▶ [GIVEN EXERCISE]: Look through the data for the string "Zlín". Copy every line where it is found.
[begin MATERIAL FOR THE TASK]
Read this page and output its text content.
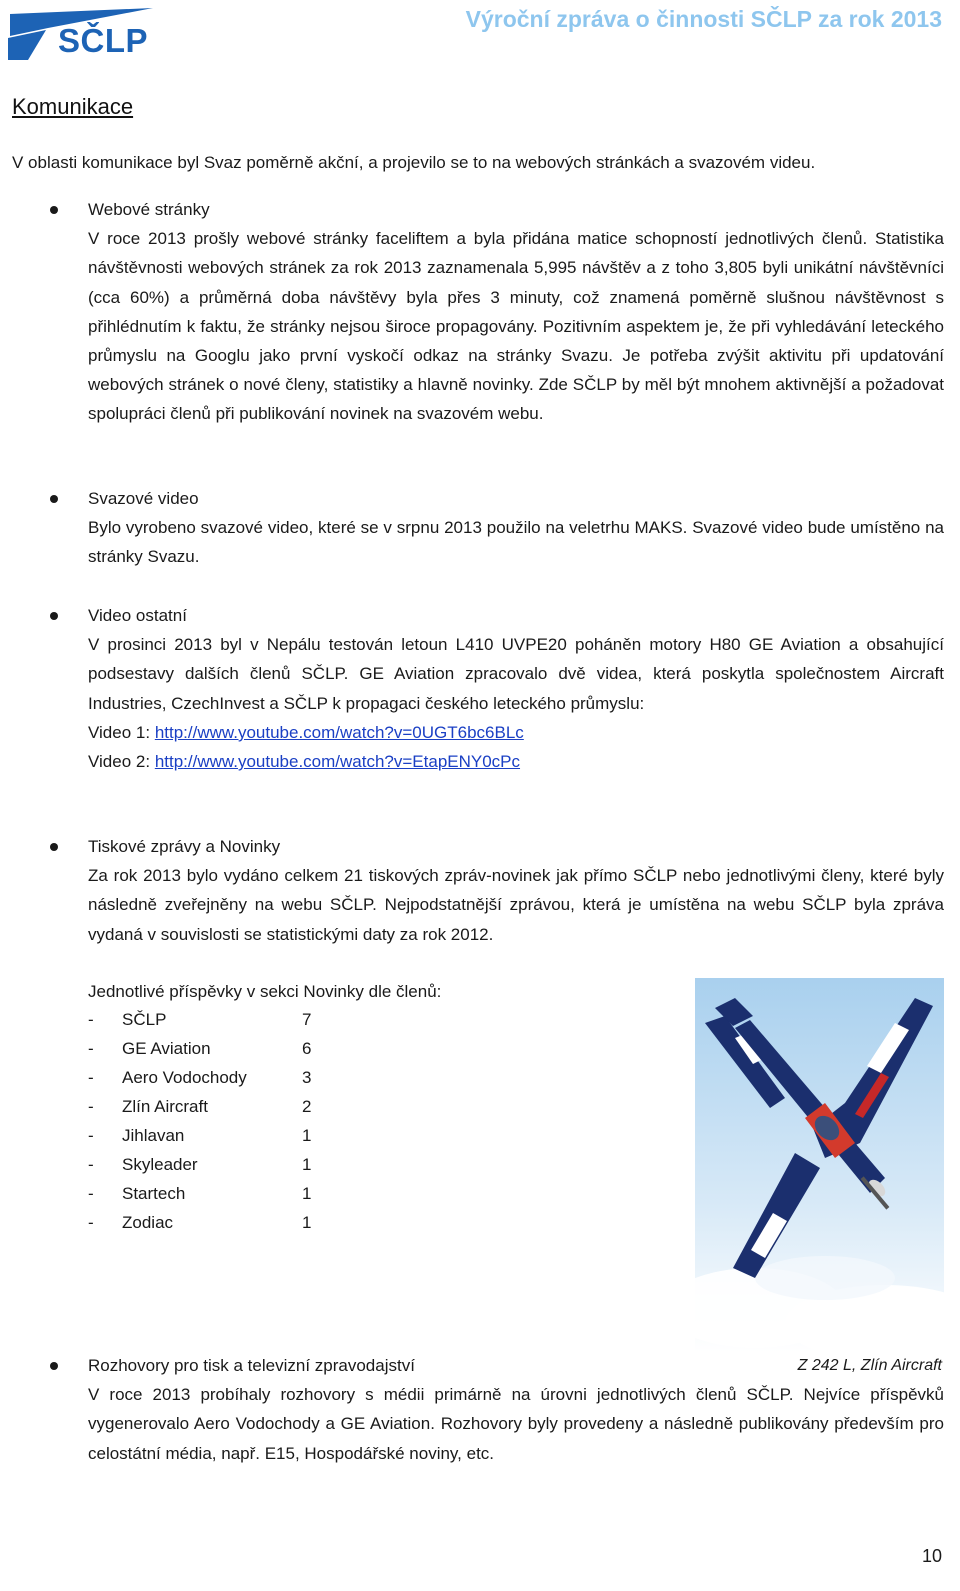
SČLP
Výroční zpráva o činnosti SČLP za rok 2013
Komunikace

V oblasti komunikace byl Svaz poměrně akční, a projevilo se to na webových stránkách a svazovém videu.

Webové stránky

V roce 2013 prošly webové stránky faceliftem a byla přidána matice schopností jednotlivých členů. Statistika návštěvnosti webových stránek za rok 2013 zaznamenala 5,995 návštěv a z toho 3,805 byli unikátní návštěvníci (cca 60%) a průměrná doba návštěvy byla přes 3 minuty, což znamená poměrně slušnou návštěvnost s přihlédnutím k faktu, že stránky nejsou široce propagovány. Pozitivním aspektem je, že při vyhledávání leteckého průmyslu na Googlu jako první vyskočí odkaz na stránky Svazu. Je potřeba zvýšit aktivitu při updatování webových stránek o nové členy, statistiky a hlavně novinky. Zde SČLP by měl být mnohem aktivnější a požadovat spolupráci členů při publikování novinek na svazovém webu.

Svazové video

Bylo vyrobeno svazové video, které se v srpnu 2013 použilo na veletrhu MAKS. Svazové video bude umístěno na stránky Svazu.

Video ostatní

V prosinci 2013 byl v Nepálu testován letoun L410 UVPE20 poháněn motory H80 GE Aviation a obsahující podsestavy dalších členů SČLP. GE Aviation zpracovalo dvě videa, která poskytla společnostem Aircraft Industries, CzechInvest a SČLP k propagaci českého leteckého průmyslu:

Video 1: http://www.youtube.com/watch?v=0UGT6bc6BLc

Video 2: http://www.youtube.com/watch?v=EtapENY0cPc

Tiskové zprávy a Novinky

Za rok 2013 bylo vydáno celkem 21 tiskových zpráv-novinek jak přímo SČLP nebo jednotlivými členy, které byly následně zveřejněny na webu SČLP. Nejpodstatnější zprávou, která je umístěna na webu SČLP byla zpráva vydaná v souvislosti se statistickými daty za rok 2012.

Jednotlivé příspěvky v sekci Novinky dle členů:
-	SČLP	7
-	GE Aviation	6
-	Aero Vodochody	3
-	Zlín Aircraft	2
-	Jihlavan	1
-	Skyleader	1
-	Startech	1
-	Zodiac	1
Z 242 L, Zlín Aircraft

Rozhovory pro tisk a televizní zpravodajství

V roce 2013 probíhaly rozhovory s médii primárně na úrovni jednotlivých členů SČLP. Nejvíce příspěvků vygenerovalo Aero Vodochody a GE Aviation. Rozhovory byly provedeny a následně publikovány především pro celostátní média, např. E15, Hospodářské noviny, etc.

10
[end MATERIAL FOR THE TASK]
▶ [THE RESULT]:
-	Zlín Aircraft	2
Z 242 L, Zlín Aircraft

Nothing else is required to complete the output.